* [Your instructions]: Can you print the data exactly and leave out each image?

* [Extracted information]:
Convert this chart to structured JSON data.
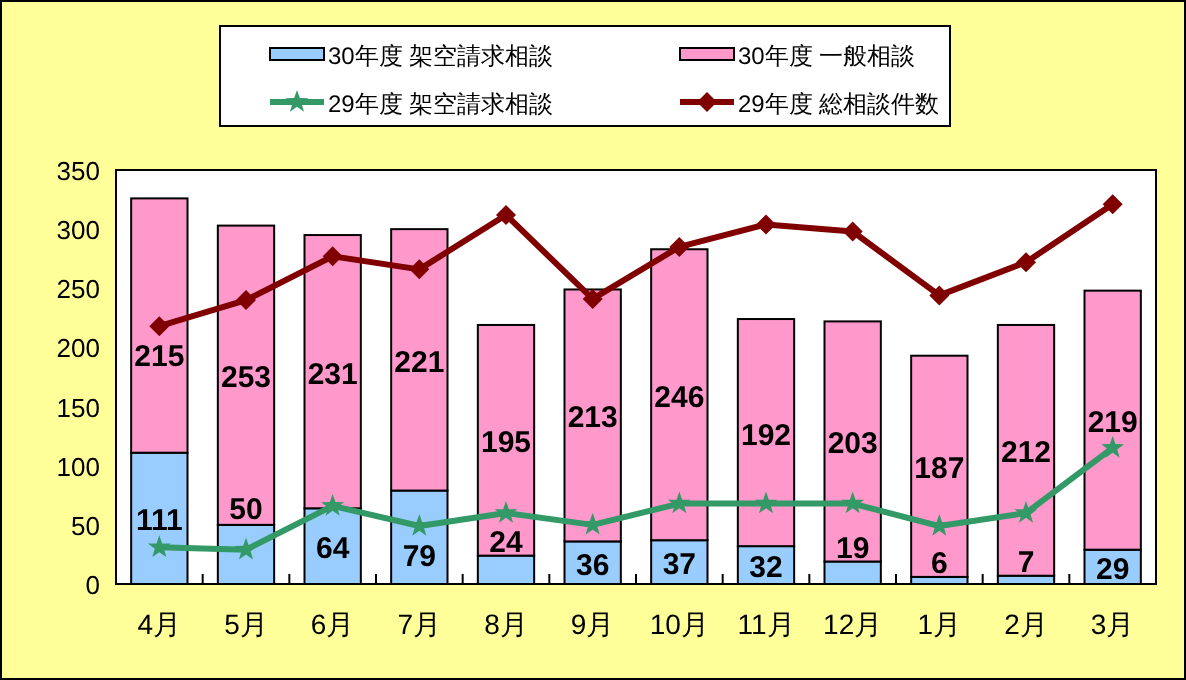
{
  "chart_data": {
    "type": "bar",
    "stacked": true,
    "categories": [
      "4月",
      "5月",
      "6月",
      "7月",
      "8月",
      "9月",
      "10月",
      "11月",
      "12月",
      "1月",
      "2月",
      "3月"
    ],
    "series": [
      {
        "name": "30年度 架空請求相談",
        "color": "#99ccff",
        "values": [
          111,
          50,
          64,
          79,
          24,
          36,
          37,
          32,
          19,
          6,
          7,
          29
        ],
        "value_labels": [
          "111",
          "50",
          "64",
          "79",
          "24",
          "36",
          "37",
          "32",
          "19",
          "6",
          "7",
          "29"
        ]
      },
      {
        "name": "30年度 一般相談",
        "color": "#ff99cc",
        "values": [
          215,
          253,
          231,
          221,
          195,
          213,
          246,
          192,
          203,
          187,
          212,
          219
        ],
        "value_labels": [
          "215",
          "253",
          "231",
          "221",
          "195",
          "213",
          "246",
          "192",
          "203",
          "187",
          "212",
          "219"
        ]
      },
      {
        "name": "29年度 架空請求相談",
        "type": "line",
        "color": "#339966",
        "marker": "star",
        "values": [
          31,
          29,
          66,
          49,
          60,
          50,
          68,
          68,
          68,
          49,
          60,
          115
        ]
      },
      {
        "name": "29年度 総相談件数",
        "type": "line",
        "color": "#800000",
        "marker": "diamond",
        "values": [
          218,
          240,
          277,
          266,
          312,
          241,
          285,
          304,
          298,
          244,
          272,
          321
        ]
      }
    ],
    "ylim": [
      0,
      350
    ],
    "yticks": [
      0,
      50,
      100,
      150,
      200,
      250,
      300,
      350
    ],
    "grid": false,
    "legend": "top"
  }
}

* [Reply to the exercise]:
Convert this chart to structured JSON data.
{
  "chart_data": {
    "type": "bar",
    "stacked": true,
    "categories": [
      "4月",
      "5月",
      "6月",
      "7月",
      "8月",
      "9月",
      "10月",
      "11月",
      "12月",
      "1月",
      "2月",
      "3月"
    ],
    "series": [
      {
        "name": "30年度 架空請求相談",
        "color": "#99ccff",
        "values": [
          111,
          50,
          64,
          79,
          24,
          36,
          37,
          32,
          19,
          6,
          7,
          29
        ],
        "value_labels": [
          "111",
          "50",
          "64",
          "79",
          "24",
          "36",
          "37",
          "32",
          "19",
          "6",
          "7",
          "29"
        ]
      },
      {
        "name": "30年度 一般相談",
        "color": "#ff99cc",
        "values": [
          215,
          253,
          231,
          221,
          195,
          213,
          246,
          192,
          203,
          187,
          212,
          219
        ],
        "value_labels": [
          "215",
          "253",
          "231",
          "221",
          "195",
          "213",
          "246",
          "192",
          "203",
          "187",
          "212",
          "219"
        ]
      },
      {
        "name": "29年度 架空請求相談",
        "type": "line",
        "color": "#339966",
        "marker": "star",
        "values": [
          31,
          29,
          66,
          49,
          60,
          50,
          68,
          68,
          68,
          49,
          60,
          115
        ]
      },
      {
        "name": "29年度 総相談件数",
        "type": "line",
        "color": "#800000",
        "marker": "diamond",
        "values": [
          218,
          240,
          277,
          266,
          312,
          241,
          285,
          304,
          298,
          244,
          272,
          321
        ]
      }
    ],
    "ylim": [
      0,
      350
    ],
    "yticks": [
      0,
      50,
      100,
      150,
      200,
      250,
      300,
      350
    ],
    "grid": false,
    "legend": "top"
  }
}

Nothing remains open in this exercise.